## BRANO DI TESTO

:::

LAZIO TUDOR NELLA PRIMA CONFERENZA STAMPA –

Igor Tudor è stato presentato oggi nella sua prima conferenza stampa da allenatore della Lazio. Le dichiarazioni principali del mister croato:

Prima cosa, ho trovato mezza squadra perché gli altri sono in Nazionale e mi ha lasciato una buonissima impressione sotto tutti i punti di vista, bravi ragazzi con cultura di lavoro già fatta e qua va fatto onore all’allenatore precedente; è bello trovarla già, poi grande predisposizione e professionalità, i ragazzi sanno che si può e si deve fare meglio“.

:::

## ESTRATTI DEL DATASET
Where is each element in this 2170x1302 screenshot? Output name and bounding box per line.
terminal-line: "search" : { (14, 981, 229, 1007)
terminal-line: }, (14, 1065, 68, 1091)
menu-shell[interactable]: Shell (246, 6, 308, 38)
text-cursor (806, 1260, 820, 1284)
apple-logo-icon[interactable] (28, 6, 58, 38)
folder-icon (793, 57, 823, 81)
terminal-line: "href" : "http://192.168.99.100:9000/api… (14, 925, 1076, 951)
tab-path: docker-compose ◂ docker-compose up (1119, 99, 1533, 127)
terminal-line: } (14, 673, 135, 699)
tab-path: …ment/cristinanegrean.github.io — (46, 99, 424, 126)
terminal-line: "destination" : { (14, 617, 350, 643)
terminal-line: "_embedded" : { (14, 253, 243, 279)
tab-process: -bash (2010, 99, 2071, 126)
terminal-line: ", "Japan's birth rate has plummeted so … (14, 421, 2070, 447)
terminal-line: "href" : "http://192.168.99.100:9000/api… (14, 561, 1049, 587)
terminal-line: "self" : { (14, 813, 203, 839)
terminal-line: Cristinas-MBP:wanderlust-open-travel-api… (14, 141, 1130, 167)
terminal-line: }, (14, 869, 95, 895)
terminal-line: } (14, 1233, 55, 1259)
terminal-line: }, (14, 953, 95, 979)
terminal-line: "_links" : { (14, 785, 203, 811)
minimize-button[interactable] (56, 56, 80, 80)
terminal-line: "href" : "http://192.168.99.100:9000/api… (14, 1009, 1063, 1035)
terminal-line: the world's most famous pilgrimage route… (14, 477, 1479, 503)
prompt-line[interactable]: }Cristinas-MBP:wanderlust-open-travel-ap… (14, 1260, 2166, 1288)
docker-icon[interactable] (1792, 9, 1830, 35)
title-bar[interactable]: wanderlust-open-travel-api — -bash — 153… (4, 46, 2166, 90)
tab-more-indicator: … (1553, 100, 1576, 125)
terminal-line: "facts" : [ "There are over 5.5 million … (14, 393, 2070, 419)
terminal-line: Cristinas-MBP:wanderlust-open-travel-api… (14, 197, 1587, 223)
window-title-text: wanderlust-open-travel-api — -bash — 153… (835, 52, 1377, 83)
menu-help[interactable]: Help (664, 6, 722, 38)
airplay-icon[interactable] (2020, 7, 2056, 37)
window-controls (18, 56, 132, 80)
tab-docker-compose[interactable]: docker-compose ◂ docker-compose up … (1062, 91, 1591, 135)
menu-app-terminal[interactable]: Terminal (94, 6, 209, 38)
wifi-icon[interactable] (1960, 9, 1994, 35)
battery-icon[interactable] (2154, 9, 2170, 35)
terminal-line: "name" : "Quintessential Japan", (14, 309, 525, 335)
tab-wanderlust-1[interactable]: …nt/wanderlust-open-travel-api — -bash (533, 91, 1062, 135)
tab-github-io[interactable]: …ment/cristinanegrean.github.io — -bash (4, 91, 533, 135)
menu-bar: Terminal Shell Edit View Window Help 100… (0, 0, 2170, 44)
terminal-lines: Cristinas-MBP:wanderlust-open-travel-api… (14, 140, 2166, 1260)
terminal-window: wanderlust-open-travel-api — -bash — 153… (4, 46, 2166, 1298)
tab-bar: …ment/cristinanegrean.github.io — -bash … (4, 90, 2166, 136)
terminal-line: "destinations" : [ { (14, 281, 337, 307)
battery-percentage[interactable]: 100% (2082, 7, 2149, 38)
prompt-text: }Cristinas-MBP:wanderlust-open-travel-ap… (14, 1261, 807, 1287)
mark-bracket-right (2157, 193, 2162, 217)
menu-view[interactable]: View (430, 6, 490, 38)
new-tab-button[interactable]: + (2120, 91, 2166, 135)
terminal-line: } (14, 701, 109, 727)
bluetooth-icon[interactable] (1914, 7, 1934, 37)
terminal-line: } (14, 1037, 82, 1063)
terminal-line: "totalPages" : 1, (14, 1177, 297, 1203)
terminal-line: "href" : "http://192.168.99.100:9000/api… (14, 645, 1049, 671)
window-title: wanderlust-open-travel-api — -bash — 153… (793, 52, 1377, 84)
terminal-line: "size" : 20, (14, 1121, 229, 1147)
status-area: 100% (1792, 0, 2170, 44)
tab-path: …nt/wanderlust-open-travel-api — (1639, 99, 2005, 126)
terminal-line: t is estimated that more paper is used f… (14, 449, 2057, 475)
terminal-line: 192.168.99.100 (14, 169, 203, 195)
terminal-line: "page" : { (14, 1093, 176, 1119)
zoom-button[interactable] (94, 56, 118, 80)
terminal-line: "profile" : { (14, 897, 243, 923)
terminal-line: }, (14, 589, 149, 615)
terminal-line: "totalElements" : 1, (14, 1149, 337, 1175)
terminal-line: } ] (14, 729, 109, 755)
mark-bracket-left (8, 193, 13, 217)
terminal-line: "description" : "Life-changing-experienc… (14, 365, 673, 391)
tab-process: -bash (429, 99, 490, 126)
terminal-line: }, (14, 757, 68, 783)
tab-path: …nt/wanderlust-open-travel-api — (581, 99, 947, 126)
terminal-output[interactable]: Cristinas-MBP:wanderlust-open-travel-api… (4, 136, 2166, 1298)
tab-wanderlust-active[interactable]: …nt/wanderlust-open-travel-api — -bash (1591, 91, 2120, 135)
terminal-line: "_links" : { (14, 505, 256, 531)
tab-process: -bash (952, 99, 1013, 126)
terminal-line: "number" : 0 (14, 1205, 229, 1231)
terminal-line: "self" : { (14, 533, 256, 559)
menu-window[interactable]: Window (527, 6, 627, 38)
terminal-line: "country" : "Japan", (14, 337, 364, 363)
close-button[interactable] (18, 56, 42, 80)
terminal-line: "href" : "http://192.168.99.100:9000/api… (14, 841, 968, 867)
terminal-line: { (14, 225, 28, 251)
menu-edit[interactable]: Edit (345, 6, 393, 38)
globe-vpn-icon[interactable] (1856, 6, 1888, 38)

:::

## ESERCIZI
(1) Rispondi alle seguenti domande sul testo della conferenza stampa di Tudor.
(a) Di quale squadra Tudor è stato presentato come allenatore?
(b) Perché Tudor ha trovato solo mezza squadra?
(c) A chi, secondo Tudor, va fatto onore?
(2) Prosegui il testo sulla conferenza stampa di Tudor a partire dall'ultima frase riportata.

## SOLUZIONI
(1)
(a) Della Lazio.
(b) Perché gli altri giocatori sono in Nazionale.
(c) All'allenatore precedente.

(2)
Tudor aggiunge: “Io devo essere bravo, intelligente nel fare il cambiamento inserendo le cose che sono mie. La Lazio è una squadra importante, pochi allenatori non piacerebbe venire qui; il progetto è una parola moderna, tante squadre lo dicono e invece da fuori questo lo è veramente, puoi venire, lavorare bene, ci sono le strutture e le cose giuste per fare un buon lavoro. Sulla tattica vedremo in corso, chiaramente un allenatore prende giocatori adatti al suo modo di giocare e magari c’è chi fa due cose e chi fa fatica, faremo valutazioni in fretta per poi magari in estate aggiustare. Prima, far bene questi due mesi perché ci sono tanti punti in palio e la Coppa Italia“.

Su Kamada:Non è modulo, c’è anche lo stile. Non vorrei parlare dei singoli, devo valutare tutti bene e scelgo quello che vedo in allenamento. La scritta nella palestra della Lazio mi rappresenta, non è la voglia di vincere che determina ma la voglia di preparare“.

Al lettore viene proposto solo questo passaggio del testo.